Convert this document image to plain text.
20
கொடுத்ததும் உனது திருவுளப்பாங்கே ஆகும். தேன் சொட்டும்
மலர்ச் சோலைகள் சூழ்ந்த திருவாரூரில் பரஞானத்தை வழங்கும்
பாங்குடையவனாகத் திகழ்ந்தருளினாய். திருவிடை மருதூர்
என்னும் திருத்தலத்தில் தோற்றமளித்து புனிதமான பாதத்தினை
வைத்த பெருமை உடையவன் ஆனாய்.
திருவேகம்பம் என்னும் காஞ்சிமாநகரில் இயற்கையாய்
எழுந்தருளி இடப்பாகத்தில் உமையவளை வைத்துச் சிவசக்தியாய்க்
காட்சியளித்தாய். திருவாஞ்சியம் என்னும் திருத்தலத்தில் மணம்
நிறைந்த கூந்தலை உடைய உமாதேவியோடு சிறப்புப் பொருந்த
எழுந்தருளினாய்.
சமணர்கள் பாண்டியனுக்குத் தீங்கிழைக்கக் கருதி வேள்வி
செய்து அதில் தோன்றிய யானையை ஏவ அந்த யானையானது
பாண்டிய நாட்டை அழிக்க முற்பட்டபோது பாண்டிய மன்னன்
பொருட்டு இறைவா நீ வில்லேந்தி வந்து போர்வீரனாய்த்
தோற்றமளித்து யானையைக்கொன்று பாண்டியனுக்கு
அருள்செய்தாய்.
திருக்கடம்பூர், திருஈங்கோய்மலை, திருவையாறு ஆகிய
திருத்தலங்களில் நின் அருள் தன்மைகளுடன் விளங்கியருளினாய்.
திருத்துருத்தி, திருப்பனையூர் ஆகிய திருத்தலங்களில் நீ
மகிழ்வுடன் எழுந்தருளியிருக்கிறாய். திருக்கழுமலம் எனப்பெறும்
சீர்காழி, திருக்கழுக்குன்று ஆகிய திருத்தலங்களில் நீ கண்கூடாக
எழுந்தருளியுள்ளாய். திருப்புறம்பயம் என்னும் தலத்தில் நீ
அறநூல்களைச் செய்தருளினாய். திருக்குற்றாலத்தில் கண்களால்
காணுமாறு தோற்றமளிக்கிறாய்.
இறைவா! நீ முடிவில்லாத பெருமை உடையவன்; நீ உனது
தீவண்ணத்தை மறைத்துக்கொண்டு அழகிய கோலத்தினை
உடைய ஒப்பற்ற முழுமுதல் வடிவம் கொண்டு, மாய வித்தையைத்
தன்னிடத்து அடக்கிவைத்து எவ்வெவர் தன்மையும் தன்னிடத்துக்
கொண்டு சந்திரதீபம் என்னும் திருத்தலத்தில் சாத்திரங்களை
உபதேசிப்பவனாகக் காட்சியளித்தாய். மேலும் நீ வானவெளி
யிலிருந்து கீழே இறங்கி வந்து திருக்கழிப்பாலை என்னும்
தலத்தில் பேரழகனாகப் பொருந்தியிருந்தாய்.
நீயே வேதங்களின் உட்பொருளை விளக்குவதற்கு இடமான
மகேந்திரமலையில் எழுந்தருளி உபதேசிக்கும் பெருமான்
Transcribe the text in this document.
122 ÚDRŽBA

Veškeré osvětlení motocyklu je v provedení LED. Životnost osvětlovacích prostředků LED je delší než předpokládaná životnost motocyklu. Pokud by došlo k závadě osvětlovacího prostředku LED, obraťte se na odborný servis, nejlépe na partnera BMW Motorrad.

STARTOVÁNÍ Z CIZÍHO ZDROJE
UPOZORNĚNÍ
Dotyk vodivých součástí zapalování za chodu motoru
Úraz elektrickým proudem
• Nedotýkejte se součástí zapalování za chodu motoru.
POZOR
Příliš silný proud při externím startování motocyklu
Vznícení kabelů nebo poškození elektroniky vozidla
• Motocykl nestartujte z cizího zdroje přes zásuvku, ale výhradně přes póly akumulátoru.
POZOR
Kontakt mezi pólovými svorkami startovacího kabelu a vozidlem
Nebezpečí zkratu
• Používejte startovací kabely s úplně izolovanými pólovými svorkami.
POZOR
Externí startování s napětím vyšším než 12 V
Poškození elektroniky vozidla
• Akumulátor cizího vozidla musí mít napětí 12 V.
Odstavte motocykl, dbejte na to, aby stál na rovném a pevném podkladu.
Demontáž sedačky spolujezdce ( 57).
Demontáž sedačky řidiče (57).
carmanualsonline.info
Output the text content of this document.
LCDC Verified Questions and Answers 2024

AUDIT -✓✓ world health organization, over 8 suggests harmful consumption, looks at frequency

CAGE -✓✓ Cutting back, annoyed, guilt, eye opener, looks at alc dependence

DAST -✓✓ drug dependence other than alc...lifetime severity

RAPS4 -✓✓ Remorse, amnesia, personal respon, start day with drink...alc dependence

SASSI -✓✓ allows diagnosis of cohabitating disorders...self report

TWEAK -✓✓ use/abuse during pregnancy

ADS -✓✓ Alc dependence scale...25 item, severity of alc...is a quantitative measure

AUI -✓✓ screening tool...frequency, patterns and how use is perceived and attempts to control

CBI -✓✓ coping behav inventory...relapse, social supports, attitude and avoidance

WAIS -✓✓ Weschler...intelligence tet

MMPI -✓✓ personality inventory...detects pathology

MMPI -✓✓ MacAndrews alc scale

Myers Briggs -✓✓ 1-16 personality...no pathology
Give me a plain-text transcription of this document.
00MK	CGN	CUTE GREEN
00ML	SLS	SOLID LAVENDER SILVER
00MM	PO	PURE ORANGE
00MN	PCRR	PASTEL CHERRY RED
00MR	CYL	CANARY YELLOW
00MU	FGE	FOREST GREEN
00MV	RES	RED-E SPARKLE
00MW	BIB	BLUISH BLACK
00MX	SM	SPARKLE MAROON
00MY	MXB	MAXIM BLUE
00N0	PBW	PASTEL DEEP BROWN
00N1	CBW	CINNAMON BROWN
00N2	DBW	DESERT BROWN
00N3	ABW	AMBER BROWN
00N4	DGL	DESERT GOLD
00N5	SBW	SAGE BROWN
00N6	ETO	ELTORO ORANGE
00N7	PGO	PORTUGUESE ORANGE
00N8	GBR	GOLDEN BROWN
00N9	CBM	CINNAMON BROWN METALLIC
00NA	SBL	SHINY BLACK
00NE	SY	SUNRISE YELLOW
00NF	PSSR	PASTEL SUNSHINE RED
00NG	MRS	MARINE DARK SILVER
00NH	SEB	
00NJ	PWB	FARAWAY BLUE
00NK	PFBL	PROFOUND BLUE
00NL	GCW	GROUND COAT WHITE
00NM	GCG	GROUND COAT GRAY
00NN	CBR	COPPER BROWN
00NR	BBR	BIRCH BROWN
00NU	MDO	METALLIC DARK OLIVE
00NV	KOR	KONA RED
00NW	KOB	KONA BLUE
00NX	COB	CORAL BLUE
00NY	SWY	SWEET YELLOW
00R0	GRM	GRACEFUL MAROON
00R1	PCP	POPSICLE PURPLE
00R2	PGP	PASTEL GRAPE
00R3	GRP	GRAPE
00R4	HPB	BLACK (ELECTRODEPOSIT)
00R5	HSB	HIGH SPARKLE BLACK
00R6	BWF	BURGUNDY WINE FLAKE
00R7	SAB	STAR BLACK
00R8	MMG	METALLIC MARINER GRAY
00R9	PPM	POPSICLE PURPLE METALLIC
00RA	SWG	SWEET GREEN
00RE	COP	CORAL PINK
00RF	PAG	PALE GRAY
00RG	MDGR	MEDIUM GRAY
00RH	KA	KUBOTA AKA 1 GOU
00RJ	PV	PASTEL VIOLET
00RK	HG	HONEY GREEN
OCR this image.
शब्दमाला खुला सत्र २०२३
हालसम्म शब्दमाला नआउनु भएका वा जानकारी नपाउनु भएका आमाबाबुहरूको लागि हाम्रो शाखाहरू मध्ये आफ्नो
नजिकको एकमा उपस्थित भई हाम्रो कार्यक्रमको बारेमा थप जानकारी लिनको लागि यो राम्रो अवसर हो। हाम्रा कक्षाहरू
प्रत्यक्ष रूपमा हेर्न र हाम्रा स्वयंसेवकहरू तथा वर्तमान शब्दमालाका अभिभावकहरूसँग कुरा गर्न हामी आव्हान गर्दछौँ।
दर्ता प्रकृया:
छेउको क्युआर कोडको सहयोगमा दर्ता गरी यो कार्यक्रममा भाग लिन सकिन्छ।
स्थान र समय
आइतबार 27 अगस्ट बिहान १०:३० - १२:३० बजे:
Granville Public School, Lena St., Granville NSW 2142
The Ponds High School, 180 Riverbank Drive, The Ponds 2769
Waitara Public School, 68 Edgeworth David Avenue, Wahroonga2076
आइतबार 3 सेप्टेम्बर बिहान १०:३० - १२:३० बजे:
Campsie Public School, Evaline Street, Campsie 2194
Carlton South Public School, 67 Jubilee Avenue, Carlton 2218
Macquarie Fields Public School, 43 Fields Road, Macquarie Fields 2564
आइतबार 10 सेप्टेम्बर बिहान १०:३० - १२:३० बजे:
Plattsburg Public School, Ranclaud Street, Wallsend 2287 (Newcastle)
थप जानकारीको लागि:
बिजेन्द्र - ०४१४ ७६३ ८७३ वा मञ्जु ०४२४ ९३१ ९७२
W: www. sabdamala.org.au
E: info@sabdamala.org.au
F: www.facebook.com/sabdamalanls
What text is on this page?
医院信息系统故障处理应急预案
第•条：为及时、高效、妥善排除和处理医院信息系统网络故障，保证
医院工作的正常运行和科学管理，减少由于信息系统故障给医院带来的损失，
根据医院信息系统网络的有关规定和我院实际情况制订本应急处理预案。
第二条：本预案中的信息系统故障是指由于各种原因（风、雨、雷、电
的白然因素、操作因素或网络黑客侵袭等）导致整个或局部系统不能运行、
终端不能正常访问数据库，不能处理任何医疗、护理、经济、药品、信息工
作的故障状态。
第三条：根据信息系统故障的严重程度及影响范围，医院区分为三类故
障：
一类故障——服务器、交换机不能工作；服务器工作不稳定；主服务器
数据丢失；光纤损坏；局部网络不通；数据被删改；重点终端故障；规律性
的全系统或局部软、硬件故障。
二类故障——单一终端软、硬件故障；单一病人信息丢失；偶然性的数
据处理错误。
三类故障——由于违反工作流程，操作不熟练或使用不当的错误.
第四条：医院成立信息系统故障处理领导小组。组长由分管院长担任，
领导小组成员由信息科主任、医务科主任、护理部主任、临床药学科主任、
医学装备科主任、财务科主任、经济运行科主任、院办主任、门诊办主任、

**Set problem:** Reproduce only the lines running from the one that contains "What text is on this page?" to the last line of the records.

**Response to the task:**
What text is on this page?
医院信息系统故障处理应急预案
第•条：为及时、高效、妥善排除和处理医院信息系统网络故障，保证
医院工作的正常运行和科学管理，减少由于信息系统故障给医院带来的损失，
根据医院信息系统网络的有关规定和我院实际情况制订本应急处理预案。
第二条：本预案中的信息系统故障是指由于各种原因（风、雨、雷、电
的白然因素、操作因素或网络黑客侵袭等）导致整个或局部系统不能运行、
终端不能正常访问数据库，不能处理任何医疗、护理、经济、药品、信息工
作的故障状态。
第三条：根据信息系统故障的严重程度及影响范围，医院区分为三类故
障：
一类故障——服务器、交换机不能工作；服务器工作不稳定；主服务器
数据丢失；光纤损坏；局部网络不通；数据被删改；重点终端故障；规律性
的全系统或局部软、硬件故障。
二类故障——单一终端软、硬件故障；单一病人信息丢失；偶然性的数
据处理错误。
三类故障——由于违反工作流程，操作不熟练或使用不当的错误.
第四条：医院成立信息系统故障处理领导小组。组长由分管院长担任，
领导小组成员由信息科主任、医务科主任、护理部主任、临床药学科主任、
医学装备科主任、财务科主任、经济运行科主任、院办主任、门诊办主任、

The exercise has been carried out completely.